* [Collection entries]:

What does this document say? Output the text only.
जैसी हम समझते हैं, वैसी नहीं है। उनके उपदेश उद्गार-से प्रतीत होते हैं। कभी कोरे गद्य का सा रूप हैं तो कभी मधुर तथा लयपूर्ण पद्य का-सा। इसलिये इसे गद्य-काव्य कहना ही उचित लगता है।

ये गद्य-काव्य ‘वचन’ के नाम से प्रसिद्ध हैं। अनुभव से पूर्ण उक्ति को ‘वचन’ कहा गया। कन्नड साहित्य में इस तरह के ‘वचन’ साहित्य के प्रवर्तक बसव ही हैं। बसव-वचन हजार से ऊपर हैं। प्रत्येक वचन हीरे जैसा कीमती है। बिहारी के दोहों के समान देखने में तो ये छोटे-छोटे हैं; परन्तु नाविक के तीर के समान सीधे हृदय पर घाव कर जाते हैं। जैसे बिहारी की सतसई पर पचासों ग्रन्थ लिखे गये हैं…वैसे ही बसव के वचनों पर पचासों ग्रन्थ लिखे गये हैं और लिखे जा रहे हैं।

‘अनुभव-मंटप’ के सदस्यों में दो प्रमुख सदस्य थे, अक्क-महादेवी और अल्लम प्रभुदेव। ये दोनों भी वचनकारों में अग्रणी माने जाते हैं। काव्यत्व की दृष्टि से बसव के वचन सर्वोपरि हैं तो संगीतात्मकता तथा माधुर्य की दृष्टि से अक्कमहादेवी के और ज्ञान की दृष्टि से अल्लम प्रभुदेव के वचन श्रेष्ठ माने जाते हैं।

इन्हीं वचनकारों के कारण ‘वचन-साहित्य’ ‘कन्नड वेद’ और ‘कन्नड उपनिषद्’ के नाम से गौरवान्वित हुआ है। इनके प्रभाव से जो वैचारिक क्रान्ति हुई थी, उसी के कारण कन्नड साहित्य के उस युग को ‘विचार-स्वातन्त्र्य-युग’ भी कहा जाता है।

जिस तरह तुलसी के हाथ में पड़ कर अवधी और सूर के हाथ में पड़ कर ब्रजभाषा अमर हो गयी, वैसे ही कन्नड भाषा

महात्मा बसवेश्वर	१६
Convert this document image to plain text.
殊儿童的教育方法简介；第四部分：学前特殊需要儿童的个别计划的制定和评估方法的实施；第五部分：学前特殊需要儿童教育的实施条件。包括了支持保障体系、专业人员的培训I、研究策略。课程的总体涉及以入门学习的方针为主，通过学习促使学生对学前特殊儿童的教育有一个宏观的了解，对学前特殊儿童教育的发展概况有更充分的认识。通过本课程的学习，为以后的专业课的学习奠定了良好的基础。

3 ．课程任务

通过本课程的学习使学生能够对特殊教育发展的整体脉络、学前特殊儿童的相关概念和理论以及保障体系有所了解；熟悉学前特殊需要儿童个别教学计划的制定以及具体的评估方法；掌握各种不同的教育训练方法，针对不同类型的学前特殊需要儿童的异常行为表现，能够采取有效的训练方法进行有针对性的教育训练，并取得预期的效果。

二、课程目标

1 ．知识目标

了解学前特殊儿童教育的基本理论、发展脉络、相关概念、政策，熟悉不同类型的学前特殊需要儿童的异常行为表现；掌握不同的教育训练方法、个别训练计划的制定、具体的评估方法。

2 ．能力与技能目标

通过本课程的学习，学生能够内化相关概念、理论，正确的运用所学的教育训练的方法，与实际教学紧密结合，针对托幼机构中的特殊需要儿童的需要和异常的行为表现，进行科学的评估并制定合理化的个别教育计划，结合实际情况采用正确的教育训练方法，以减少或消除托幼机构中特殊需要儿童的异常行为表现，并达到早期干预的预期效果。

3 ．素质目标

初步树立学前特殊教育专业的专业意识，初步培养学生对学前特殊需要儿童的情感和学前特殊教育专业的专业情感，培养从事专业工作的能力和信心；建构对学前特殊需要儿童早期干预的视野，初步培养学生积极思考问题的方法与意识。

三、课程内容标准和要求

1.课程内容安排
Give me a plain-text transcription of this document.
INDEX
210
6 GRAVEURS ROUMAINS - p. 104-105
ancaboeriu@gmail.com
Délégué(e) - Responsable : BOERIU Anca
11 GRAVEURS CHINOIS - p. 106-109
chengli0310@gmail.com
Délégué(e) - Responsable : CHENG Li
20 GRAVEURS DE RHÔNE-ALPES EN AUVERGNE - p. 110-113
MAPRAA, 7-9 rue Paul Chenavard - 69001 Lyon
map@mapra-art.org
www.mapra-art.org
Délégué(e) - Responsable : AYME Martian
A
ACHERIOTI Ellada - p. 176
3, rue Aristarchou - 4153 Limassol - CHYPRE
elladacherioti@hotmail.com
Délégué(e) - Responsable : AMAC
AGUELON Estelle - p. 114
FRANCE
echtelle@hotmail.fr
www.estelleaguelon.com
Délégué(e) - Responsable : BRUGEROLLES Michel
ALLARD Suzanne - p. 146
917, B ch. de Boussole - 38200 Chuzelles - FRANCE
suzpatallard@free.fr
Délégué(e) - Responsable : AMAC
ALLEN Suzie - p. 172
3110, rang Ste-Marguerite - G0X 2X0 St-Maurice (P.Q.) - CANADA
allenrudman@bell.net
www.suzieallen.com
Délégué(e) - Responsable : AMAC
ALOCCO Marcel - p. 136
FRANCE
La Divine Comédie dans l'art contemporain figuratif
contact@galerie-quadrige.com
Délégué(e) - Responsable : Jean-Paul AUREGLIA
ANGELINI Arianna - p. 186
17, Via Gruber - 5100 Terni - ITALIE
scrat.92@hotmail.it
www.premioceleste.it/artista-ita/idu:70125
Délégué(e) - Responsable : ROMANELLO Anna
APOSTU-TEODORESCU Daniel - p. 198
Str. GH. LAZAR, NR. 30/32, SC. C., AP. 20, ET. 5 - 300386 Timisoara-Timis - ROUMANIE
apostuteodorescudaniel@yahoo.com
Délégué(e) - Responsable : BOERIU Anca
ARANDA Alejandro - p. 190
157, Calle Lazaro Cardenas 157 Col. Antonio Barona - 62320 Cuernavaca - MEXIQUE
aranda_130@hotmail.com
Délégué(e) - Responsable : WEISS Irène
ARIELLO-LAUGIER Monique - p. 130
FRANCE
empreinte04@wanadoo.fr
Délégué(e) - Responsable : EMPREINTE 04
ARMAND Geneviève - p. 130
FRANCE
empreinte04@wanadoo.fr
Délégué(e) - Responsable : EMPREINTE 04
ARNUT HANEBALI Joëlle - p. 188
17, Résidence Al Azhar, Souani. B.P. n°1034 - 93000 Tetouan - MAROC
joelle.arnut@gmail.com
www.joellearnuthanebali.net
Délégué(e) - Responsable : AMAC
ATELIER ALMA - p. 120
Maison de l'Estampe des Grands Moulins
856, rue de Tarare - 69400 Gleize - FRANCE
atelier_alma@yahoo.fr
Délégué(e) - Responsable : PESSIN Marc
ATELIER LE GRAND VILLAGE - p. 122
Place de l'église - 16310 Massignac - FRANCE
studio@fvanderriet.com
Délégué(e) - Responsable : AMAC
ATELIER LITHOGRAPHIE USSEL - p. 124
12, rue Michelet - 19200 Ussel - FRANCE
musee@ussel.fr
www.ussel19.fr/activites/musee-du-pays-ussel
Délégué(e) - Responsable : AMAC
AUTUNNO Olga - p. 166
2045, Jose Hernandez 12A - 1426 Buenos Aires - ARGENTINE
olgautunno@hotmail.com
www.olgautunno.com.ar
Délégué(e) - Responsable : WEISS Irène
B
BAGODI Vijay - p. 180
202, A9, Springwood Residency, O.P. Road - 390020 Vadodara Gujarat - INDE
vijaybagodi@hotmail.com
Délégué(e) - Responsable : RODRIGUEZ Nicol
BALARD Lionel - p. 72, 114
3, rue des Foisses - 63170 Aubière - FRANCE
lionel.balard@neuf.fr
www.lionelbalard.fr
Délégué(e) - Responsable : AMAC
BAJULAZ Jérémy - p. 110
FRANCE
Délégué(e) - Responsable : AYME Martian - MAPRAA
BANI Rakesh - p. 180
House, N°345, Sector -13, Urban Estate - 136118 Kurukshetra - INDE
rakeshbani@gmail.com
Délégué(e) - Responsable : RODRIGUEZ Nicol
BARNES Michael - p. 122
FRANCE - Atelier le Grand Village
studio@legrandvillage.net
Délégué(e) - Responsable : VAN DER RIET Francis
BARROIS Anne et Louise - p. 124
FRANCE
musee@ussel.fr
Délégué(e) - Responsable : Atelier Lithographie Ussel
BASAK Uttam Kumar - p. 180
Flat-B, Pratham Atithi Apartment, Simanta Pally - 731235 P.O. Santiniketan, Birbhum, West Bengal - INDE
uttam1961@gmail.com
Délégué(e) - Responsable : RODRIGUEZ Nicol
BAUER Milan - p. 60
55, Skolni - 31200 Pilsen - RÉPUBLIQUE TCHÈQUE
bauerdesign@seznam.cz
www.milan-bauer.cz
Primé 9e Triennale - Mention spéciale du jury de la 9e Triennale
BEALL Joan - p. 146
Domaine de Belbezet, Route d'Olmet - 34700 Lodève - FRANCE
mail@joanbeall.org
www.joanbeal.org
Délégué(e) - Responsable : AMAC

* [Task instructions]: Gather each line in these records that contains the string "GRAVEURS".

* [Correct result]:
6 GRAVEURS ROUMAINS - p. 104-105
11 GRAVEURS CHINOIS - p. 106-109
20 GRAVEURS DE RHÔNE-ALPES EN AUVERGNE - p. 110-113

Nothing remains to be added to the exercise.